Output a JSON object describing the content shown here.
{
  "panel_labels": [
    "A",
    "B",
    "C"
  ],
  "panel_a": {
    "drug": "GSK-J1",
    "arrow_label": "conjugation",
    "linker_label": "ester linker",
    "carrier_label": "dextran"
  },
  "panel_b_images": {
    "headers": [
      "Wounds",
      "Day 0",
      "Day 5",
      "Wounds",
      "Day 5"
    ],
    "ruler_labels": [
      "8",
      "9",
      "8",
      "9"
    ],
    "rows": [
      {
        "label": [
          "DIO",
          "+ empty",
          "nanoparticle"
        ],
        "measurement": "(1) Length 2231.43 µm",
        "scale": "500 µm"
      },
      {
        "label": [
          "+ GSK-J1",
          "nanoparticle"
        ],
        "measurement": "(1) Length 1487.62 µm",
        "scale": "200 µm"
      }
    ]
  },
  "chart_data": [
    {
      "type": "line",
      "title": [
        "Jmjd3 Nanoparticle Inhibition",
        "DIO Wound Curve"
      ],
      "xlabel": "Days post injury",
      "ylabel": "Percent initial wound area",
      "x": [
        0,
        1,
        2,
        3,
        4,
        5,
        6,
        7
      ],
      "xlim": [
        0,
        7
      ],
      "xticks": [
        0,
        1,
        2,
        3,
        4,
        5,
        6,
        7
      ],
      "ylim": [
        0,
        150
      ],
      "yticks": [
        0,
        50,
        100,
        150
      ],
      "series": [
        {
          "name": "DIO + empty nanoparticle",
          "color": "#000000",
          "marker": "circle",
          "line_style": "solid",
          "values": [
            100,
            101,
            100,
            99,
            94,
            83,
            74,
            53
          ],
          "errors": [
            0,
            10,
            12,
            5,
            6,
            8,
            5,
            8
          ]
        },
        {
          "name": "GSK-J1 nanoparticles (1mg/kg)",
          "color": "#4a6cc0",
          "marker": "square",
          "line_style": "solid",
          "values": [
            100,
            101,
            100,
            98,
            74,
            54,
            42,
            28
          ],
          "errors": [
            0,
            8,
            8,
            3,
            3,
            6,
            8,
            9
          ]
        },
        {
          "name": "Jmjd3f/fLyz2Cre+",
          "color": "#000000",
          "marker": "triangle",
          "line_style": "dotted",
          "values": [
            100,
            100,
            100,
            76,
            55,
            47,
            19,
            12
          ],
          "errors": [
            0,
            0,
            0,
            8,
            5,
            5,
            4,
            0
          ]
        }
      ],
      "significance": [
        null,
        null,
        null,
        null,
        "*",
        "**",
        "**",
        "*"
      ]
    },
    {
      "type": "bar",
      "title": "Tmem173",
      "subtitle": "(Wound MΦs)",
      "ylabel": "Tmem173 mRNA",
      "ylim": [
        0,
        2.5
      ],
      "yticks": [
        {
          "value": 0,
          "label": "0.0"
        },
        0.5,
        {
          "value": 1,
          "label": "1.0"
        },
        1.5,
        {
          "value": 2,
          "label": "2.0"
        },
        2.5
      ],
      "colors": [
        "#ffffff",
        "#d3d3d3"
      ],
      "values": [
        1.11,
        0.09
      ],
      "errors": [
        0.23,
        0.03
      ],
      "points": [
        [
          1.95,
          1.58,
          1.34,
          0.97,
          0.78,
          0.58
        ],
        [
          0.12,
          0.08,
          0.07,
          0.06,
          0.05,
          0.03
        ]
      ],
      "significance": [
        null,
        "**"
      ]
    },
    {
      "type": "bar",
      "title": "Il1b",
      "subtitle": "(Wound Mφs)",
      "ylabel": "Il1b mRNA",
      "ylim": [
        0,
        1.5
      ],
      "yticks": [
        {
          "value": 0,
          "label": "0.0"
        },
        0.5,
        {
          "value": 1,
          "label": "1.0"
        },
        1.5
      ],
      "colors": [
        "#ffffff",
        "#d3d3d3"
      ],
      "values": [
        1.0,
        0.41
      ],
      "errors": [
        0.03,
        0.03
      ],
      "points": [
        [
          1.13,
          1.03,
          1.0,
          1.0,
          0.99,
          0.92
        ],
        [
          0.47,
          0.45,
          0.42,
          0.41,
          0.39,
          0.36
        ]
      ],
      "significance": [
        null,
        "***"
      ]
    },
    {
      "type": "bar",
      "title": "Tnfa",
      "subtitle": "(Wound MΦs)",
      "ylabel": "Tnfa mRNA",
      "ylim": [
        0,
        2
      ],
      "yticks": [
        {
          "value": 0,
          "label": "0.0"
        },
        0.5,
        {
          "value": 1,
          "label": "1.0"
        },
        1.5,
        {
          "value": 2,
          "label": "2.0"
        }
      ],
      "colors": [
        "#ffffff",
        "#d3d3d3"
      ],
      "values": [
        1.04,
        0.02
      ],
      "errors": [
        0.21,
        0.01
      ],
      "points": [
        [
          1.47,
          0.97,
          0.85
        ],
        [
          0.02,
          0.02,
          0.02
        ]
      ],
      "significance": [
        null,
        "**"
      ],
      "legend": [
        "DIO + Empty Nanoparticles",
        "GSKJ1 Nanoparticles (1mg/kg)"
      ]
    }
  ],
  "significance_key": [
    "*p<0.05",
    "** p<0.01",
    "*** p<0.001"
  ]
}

◇ ◇ ◇

Where a line in the listing above contains "ylabel", copy that line.

      "ylabel": "Percent initial wound area",
      "ylabel": "Tmem173 mRNA",
      "ylabel": "Il1b mRNA",
      "ylabel": "Tnfa mRNA",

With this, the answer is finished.